• Directive
Quote all of the data that follows exactly as written, skipping the images.

• The input

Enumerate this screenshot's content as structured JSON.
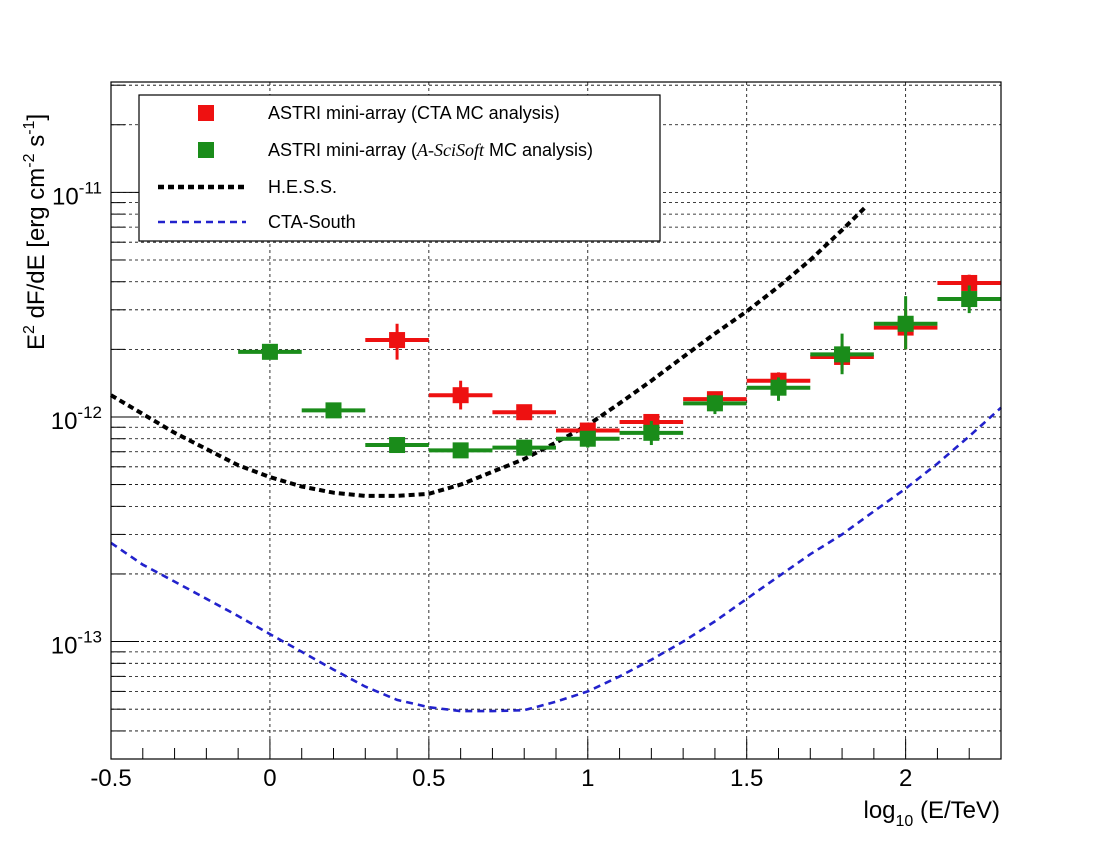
{
  "chart_data": {
    "type": "scatter",
    "title": "",
    "xlabel": {
      "main": "log",
      "sub": "10",
      "rest": " (E/TeV)"
    },
    "ylabel": {
      "a": "E",
      "a_sup": "2",
      "b": " dF/dE [erg cm",
      "b_sup": "-2",
      "c": " s",
      "c_sup": "-1",
      "d": "]"
    },
    "xlim": [
      -0.5,
      2.3
    ],
    "ylim": [
      3e-14,
      3.1e-11
    ],
    "yscale": "log",
    "grid": true,
    "x_ticks": [
      -0.5,
      0,
      0.5,
      1,
      1.5,
      2
    ],
    "x_tick_labels": [
      "-0.5",
      "0",
      "0.5",
      "1",
      "1.5",
      "2"
    ],
    "y_ticks": [
      1e-13,
      1e-12,
      1e-11
    ],
    "y_tick_labels": [
      {
        "base": "10",
        "exp": "-13"
      },
      {
        "base": "10",
        "exp": "-12"
      },
      {
        "base": "10",
        "exp": "-11"
      }
    ],
    "legend_position": "top-left",
    "legend": [
      {
        "label_parts": [
          {
            "t": "ASTRI mini-array (CTA MC analysis)",
            "italic": false
          }
        ],
        "color": "#ee1111",
        "kind": "marker"
      },
      {
        "label_parts": [
          {
            "t": "ASTRI mini-array (",
            "italic": false
          },
          {
            "t": "A-SciSoft",
            "italic": true
          },
          {
            "t": " MC analysis)",
            "italic": false
          }
        ],
        "color": "#1a8c1a",
        "kind": "marker"
      },
      {
        "label_parts": [
          {
            "t": "H.E.S.S.",
            "italic": false
          }
        ],
        "color": "#000000",
        "kind": "dashed-thick"
      },
      {
        "label_parts": [
          {
            "t": "CTA-South",
            "italic": false
          }
        ],
        "color": "#2222cc",
        "kind": "dashed-thin"
      }
    ],
    "series": [
      {
        "name": "ASTRI mini-array (CTA MC analysis)",
        "kind": "points",
        "color": "#ee1111",
        "x": [
          0.4,
          0.6,
          0.8,
          1.0,
          1.2,
          1.4,
          1.6,
          1.8,
          2.0,
          2.2
        ],
        "y": [
          2.2e-12,
          1.25e-12,
          1.05e-12,
          8.7e-13,
          9.5e-13,
          1.2e-12,
          1.45e-12,
          1.85e-12,
          2.5e-12,
          3.95e-12
        ],
        "x_err": 0.1,
        "y_lo": [
          1.8e-12,
          1.08e-12,
          9.7e-13,
          7.9e-13,
          8.7e-13,
          1.12e-12,
          1.33e-12,
          1.6e-12,
          2e-12,
          3.6e-12
        ],
        "y_hi": [
          2.6e-12,
          1.45e-12,
          1.12e-12,
          9.4e-13,
          1.03e-12,
          1.28e-12,
          1.58e-12,
          2.1e-12,
          3e-12,
          4.3e-12
        ]
      },
      {
        "name": "ASTRI mini-array (A-SciSoft MC analysis)",
        "kind": "points",
        "color": "#1a8c1a",
        "x": [
          0.0,
          0.2,
          0.4,
          0.6,
          0.8,
          1.0,
          1.2,
          1.4,
          1.6,
          1.8,
          2.0,
          2.2
        ],
        "y": [
          1.95e-12,
          1.07e-12,
          7.5e-13,
          7.1e-13,
          7.3e-13,
          8e-13,
          8.5e-13,
          1.15e-12,
          1.35e-12,
          1.9e-12,
          2.6e-12,
          3.35e-12
        ],
        "x_err": 0.1,
        "y_lo": [
          1.85e-12,
          1.02e-12,
          7e-13,
          6.7e-13,
          6.9e-13,
          7.3e-13,
          7.5e-13,
          1.03e-12,
          1.18e-12,
          1.55e-12,
          2e-12,
          2.9e-12
        ],
        "y_hi": [
          2.05e-12,
          1.12e-12,
          8e-13,
          7.5e-13,
          7.7e-13,
          8.6e-13,
          9.6e-13,
          1.25e-12,
          1.5e-12,
          2.35e-12,
          3.45e-12,
          3.85e-12
        ]
      },
      {
        "name": "H.E.S.S.",
        "kind": "line",
        "color": "#000000",
        "x": [
          -0.5,
          -0.3,
          -0.1,
          0.0,
          0.1,
          0.2,
          0.3,
          0.4,
          0.5,
          0.6,
          0.7,
          0.8,
          0.9,
          1.0,
          1.1,
          1.2,
          1.3,
          1.4,
          1.5,
          1.6,
          1.7,
          1.8,
          1.87
        ],
        "y": [
          1.25e-12,
          8.5e-13,
          6.1e-13,
          5.4e-13,
          4.9e-13,
          4.6e-13,
          4.45e-13,
          4.45e-13,
          4.55e-13,
          5e-13,
          5.7e-13,
          6.5e-13,
          7.7e-13,
          9.2e-13,
          1.15e-12,
          1.45e-12,
          1.85e-12,
          2.35e-12,
          2.95e-12,
          3.8e-12,
          5e-12,
          6.8e-12,
          8.5e-12
        ]
      },
      {
        "name": "CTA-South",
        "kind": "line",
        "color": "#2222cc",
        "x": [
          -0.5,
          -0.4,
          -0.3,
          -0.2,
          -0.1,
          0.0,
          0.1,
          0.2,
          0.3,
          0.4,
          0.5,
          0.6,
          0.7,
          0.8,
          0.9,
          1.0,
          1.1,
          1.2,
          1.3,
          1.4,
          1.5,
          1.6,
          1.7,
          1.8,
          1.9,
          2.0,
          2.1,
          2.2,
          2.3
        ],
        "y": [
          2.75e-13,
          2.2e-13,
          1.85e-13,
          1.55e-13,
          1.3e-13,
          1.08e-13,
          9e-14,
          7.5e-14,
          6.3e-14,
          5.5e-14,
          5.1e-14,
          4.9e-14,
          4.9e-14,
          4.95e-14,
          5.4e-14,
          6e-14,
          7e-14,
          8.3e-14,
          1e-13,
          1.23e-13,
          1.55e-13,
          1.95e-13,
          2.45e-13,
          3e-13,
          3.8e-13,
          4.8e-13,
          6.2e-13,
          8.2e-13,
          1.1e-12
        ]
      }
    ]
  }
}
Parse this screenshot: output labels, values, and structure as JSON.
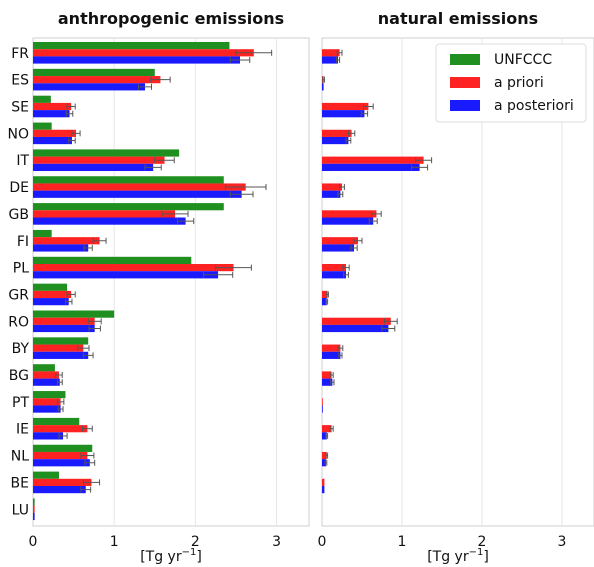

• Full response
Enumerate this screenshot's content as structured JSON.
{
  "chart_data": {
    "type": "scatter",
    "title": "",
    "xlabel": {
      "main": "log",
      "sub": "10",
      "rest": " (E/TeV)"
    },
    "ylabel": {
      "a": "E",
      "a_sup": "2",
      "b": " dF/dE [erg cm",
      "b_sup": "-2",
      "c": " s",
      "c_sup": "-1",
      "d": "]"
    },
    "xlim": [
      -0.5,
      2.3
    ],
    "ylim": [
      3e-14,
      3.1e-11
    ],
    "yscale": "log",
    "grid": true,
    "x_ticks": [
      -0.5,
      0,
      0.5,
      1,
      1.5,
      2
    ],
    "x_tick_labels": [
      "-0.5",
      "0",
      "0.5",
      "1",
      "1.5",
      "2"
    ],
    "y_ticks": [
      1e-13,
      1e-12,
      1e-11
    ],
    "y_tick_labels": [
      {
        "base": "10",
        "exp": "-13"
      },
      {
        "base": "10",
        "exp": "-12"
      },
      {
        "base": "10",
        "exp": "-11"
      }
    ],
    "legend_position": "top-left",
    "legend": [
      {
        "label_parts": [
          {
            "t": "ASTRI mini-array (CTA MC analysis)",
            "italic": false
          }
        ],
        "color": "#ee1111",
        "kind": "marker"
      },
      {
        "label_parts": [
          {
            "t": "ASTRI mini-array (",
            "italic": false
          },
          {
            "t": "A-SciSoft",
            "italic": true
          },
          {
            "t": " MC analysis)",
            "italic": false
          }
        ],
        "color": "#1a8c1a",
        "kind": "marker"
      },
      {
        "label_parts": [
          {
            "t": "H.E.S.S.",
            "italic": false
          }
        ],
        "color": "#000000",
        "kind": "dashed-thick"
      },
      {
        "label_parts": [
          {
            "t": "CTA-South",
            "italic": false
          }
        ],
        "color": "#2222cc",
        "kind": "dashed-thin"
      }
    ],
    "series": [
      {
        "name": "ASTRI mini-array (CTA MC analysis)",
        "kind": "points",
        "color": "#ee1111",
        "x": [
          0.4,
          0.6,
          0.8,
          1.0,
          1.2,
          1.4,
          1.6,
          1.8,
          2.0,
          2.2
        ],
        "y": [
          2.2e-12,
          1.25e-12,
          1.05e-12,
          8.7e-13,
          9.5e-13,
          1.2e-12,
          1.45e-12,
          1.85e-12,
          2.5e-12,
          3.95e-12
        ],
        "x_err": 0.1,
        "y_lo": [
          1.8e-12,
          1.08e-12,
          9.7e-13,
          7.9e-13,
          8.7e-13,
          1.12e-12,
          1.33e-12,
          1.6e-12,
          2e-12,
          3.6e-12
        ],
        "y_hi": [
          2.6e-12,
          1.45e-12,
          1.12e-12,
          9.4e-13,
          1.03e-12,
          1.28e-12,
          1.58e-12,
          2.1e-12,
          3e-12,
          4.3e-12
        ]
      },
      {
        "name": "ASTRI mini-array (A-SciSoft MC analysis)",
        "kind": "points",
        "color": "#1a8c1a",
        "x": [
          0.0,
          0.2,
          0.4,
          0.6,
          0.8,
          1.0,
          1.2,
          1.4,
          1.6,
          1.8,
          2.0,
          2.2
        ],
        "y": [
          1.95e-12,
          1.07e-12,
          7.5e-13,
          7.1e-13,
          7.3e-13,
          8e-13,
          8.5e-13,
          1.15e-12,
          1.35e-12,
          1.9e-12,
          2.6e-12,
          3.35e-12
        ],
        "x_err": 0.1,
        "y_lo": [
          1.85e-12,
          1.02e-12,
          7e-13,
          6.7e-13,
          6.9e-13,
          7.3e-13,
          7.5e-13,
          1.03e-12,
          1.18e-12,
          1.55e-12,
          2e-12,
          2.9e-12
        ],
        "y_hi": [
          2.05e-12,
          1.12e-12,
          8e-13,
          7.5e-13,
          7.7e-13,
          8.6e-13,
          9.6e-13,
          1.25e-12,
          1.5e-12,
          2.35e-12,
          3.45e-12,
          3.85e-12
        ]
      },
      {
        "name": "H.E.S.S.",
        "kind": "line",
        "color": "#000000",
        "x": [
          -0.5,
          -0.3,
          -0.1,
          0.0,
          0.1,
          0.2,
          0.3,
          0.4,
          0.5,
          0.6,
          0.7,
          0.8,
          0.9,
          1.0,
          1.1,
          1.2,
          1.3,
          1.4,
          1.5,
          1.6,
          1.7,
          1.8,
          1.87
        ],
        "y": [
          1.25e-12,
          8.5e-13,
          6.1e-13,
          5.4e-13,
          4.9e-13,
          4.6e-13,
          4.45e-13,
          4.45e-13,
          4.55e-13,
          5e-13,
          5.7e-13,
          6.5e-13,
          7.7e-13,
          9.2e-13,
          1.15e-12,
          1.45e-12,
          1.85e-12,
          2.35e-12,
          2.95e-12,
          3.8e-12,
          5e-12,
          6.8e-12,
          8.5e-12
        ]
      },
      {
        "name": "CTA-South",
        "kind": "line",
        "color": "#2222cc",
        "x": [
          -0.5,
          -0.4,
          -0.3,
          -0.2,
          -0.1,
          0.0,
          0.1,
          0.2,
          0.3,
          0.4,
          0.5,
          0.6,
          0.7,
          0.8,
          0.9,
          1.0,
          1.1,
          1.2,
          1.3,
          1.4,
          1.5,
          1.6,
          1.7,
          1.8,
          1.9,
          2.0,
          2.1,
          2.2,
          2.3
        ],
        "y": [
          2.75e-13,
          2.2e-13,
          1.85e-13,
          1.55e-13,
          1.3e-13,
          1.08e-13,
          9e-14,
          7.5e-14,
          6.3e-14,
          5.5e-14,
          5.1e-14,
          4.9e-14,
          4.9e-14,
          4.95e-14,
          5.4e-14,
          6e-14,
          7e-14,
          8.3e-14,
          1e-13,
          1.23e-13,
          1.55e-13,
          1.95e-13,
          2.45e-13,
          3e-13,
          3.8e-13,
          4.8e-13,
          6.2e-13,
          8.2e-13,
          1.1e-12
        ]
      }
    ]
  }
}
Parse this screenshot: output labels, values, and structure as JSON.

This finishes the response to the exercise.